Put the entries below into a JSON list of strings, one string per line and no blank lines, starting at the first line and ending at the line that contains "label-rohsignal: Rohsignal —", with both of those lines included.

— START PROVIDED DATA —

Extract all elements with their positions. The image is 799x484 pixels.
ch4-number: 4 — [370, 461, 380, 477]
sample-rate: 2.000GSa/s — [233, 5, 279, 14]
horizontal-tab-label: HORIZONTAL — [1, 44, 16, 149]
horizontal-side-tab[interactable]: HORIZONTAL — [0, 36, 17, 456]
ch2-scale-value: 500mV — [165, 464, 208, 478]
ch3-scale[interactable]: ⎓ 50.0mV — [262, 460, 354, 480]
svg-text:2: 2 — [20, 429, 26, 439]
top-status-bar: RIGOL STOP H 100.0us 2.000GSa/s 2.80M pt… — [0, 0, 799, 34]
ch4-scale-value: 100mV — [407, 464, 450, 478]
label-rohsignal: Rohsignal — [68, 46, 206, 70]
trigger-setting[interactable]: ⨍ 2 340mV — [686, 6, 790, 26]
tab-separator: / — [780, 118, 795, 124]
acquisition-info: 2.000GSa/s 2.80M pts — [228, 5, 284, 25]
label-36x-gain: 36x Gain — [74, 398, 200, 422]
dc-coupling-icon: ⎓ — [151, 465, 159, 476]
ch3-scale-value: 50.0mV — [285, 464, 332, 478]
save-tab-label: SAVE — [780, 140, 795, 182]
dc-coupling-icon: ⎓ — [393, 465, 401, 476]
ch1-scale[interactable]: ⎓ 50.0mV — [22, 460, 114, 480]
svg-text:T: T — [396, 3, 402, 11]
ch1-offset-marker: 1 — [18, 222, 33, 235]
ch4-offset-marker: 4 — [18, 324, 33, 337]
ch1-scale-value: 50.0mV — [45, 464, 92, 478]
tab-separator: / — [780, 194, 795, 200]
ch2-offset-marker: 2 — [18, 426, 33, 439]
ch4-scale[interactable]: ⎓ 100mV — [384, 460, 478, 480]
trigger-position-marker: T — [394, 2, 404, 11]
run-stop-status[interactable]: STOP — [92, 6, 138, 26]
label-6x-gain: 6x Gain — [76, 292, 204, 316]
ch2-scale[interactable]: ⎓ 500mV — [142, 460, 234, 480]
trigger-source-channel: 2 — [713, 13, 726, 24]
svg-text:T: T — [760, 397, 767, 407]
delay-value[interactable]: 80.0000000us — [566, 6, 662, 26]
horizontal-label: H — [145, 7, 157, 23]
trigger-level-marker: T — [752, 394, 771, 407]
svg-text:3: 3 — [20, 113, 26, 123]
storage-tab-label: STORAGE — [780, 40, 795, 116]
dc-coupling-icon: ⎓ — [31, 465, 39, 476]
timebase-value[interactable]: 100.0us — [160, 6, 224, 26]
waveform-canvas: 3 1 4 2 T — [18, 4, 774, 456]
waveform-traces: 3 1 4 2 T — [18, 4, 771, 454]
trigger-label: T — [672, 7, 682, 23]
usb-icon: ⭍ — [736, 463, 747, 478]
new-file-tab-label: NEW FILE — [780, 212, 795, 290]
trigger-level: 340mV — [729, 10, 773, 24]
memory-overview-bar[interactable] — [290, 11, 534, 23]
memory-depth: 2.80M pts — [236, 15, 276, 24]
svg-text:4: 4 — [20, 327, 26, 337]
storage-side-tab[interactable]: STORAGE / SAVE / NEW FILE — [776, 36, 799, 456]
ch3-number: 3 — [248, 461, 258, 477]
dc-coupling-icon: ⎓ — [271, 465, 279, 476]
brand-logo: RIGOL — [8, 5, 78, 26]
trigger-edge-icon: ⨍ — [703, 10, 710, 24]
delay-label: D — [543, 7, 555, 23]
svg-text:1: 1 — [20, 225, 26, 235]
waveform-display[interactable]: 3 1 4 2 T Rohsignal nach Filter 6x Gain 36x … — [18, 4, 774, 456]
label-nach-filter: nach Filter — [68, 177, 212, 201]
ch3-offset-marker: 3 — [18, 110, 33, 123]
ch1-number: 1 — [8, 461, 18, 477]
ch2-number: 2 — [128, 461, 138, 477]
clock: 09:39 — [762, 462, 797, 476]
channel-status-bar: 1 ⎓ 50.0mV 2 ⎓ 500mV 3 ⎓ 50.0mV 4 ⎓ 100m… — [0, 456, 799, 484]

— END PROVIDED DATA —

### EXPECTED ANSWER
[
  "Extract all elements with their positions. The image is 799x484 pixels.",
  "ch4-number: 4 — [370, 461, 380, 477]",
  "sample-rate: 2.000GSa/s — [233, 5, 279, 14]",
  "horizontal-tab-label: HORIZONTAL — [1, 44, 16, 149]",
  "horizontal-side-tab[interactable]: HORIZONTAL — [0, 36, 17, 456]",
  "ch2-scale-value: 500mV — [165, 464, 208, 478]",
  "ch3-scale[interactable]: ⎓ 50.0mV — [262, 460, 354, 480]",
  "svg-text:2: 2 — [20, 429, 26, 439]",
  "top-status-bar: RIGOL STOP H 100.0us 2.000GSa/s 2.80M pt… — [0, 0, 799, 34]",
  "ch4-scale-value: 100mV — [407, 464, 450, 478]",
  "label-rohsignal: Rohsignal — [68, 46, 206, 70]"
]